Examine each line of the data. Copy those that contain the string "appear".

Saved data entries:
──────────

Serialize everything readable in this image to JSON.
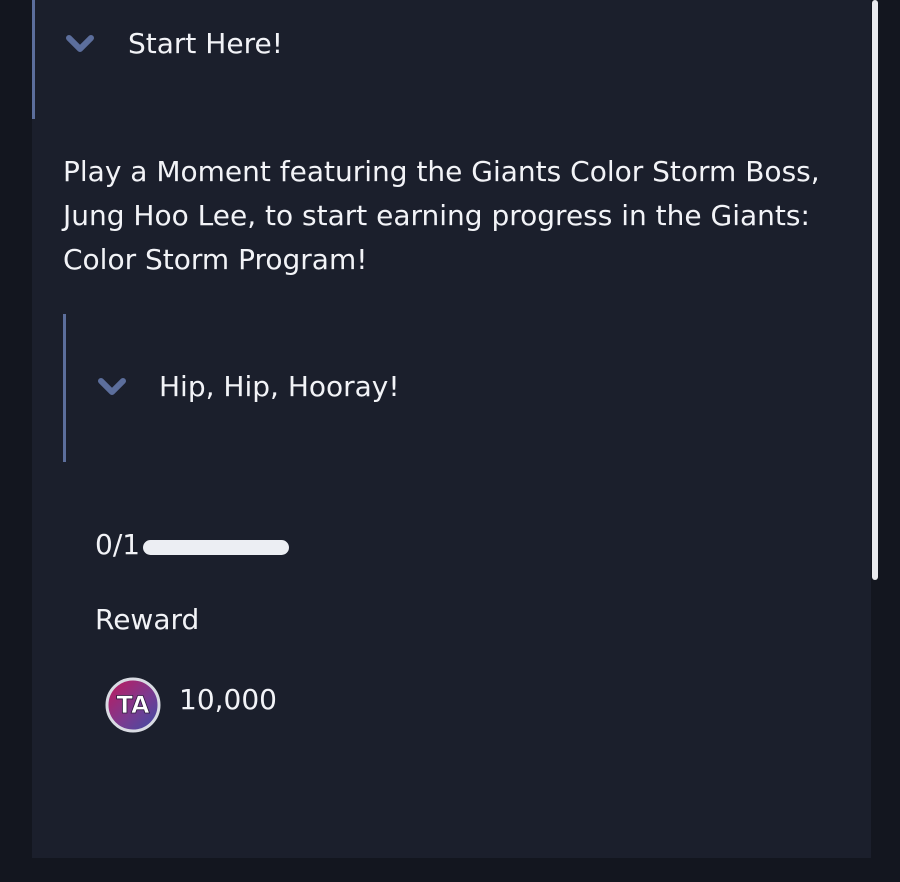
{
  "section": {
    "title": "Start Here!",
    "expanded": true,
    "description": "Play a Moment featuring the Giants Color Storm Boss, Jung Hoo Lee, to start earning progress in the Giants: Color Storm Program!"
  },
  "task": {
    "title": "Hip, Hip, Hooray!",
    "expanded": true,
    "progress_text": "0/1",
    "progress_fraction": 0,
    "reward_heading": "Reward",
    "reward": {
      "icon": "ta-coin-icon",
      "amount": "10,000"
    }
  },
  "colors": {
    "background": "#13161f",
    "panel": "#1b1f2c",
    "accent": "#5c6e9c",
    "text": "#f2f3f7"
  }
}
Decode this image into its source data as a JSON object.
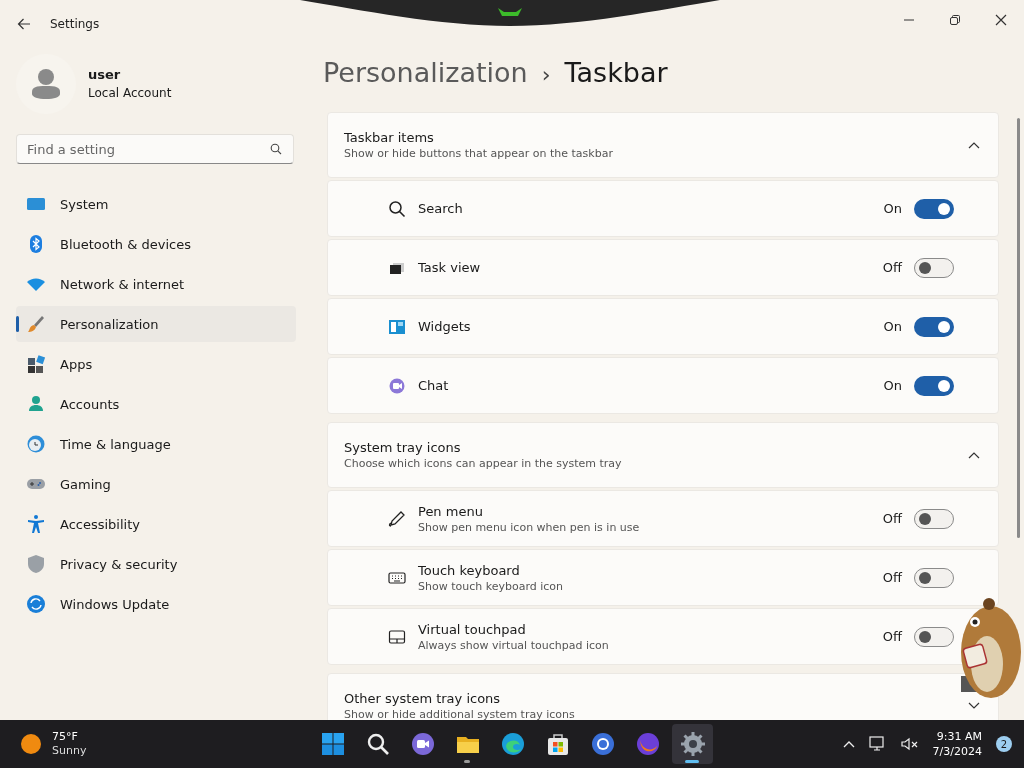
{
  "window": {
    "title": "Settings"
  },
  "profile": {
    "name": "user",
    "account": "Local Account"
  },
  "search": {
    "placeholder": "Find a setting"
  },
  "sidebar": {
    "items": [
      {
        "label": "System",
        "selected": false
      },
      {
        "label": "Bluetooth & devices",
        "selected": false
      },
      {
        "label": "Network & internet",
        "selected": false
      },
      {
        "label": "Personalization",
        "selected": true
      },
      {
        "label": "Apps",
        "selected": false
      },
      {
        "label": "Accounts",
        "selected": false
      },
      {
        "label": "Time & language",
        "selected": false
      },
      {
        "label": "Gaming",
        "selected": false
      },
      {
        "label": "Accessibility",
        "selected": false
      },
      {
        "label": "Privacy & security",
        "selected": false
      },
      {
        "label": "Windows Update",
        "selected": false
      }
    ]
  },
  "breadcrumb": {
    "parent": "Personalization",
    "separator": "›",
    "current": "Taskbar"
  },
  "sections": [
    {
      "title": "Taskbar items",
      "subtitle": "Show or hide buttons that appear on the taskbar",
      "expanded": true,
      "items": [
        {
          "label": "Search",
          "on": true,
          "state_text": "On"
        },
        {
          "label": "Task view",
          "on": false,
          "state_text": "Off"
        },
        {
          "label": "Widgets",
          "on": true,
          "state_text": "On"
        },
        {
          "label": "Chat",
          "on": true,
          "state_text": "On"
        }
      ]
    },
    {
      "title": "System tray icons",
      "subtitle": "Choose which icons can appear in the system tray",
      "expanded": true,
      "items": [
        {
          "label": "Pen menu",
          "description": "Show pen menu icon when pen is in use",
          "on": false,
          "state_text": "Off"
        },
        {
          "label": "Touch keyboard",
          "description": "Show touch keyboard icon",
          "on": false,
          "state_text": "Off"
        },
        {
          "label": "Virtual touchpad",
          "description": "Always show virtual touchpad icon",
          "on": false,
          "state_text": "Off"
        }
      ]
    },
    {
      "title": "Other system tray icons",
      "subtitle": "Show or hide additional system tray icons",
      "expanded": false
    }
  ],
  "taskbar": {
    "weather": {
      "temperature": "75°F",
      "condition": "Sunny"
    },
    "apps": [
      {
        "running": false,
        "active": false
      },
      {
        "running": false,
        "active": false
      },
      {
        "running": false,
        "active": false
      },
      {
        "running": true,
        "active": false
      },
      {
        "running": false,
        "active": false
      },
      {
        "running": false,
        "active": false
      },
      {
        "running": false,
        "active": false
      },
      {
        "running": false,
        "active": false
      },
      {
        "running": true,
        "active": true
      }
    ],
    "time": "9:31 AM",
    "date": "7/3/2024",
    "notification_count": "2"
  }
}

──────────

*Exercise output*.
      "subtitle": "Show or hide buttons that appear on the taskbar",
      "subtitle": "Choose which icons can appear in the system tray",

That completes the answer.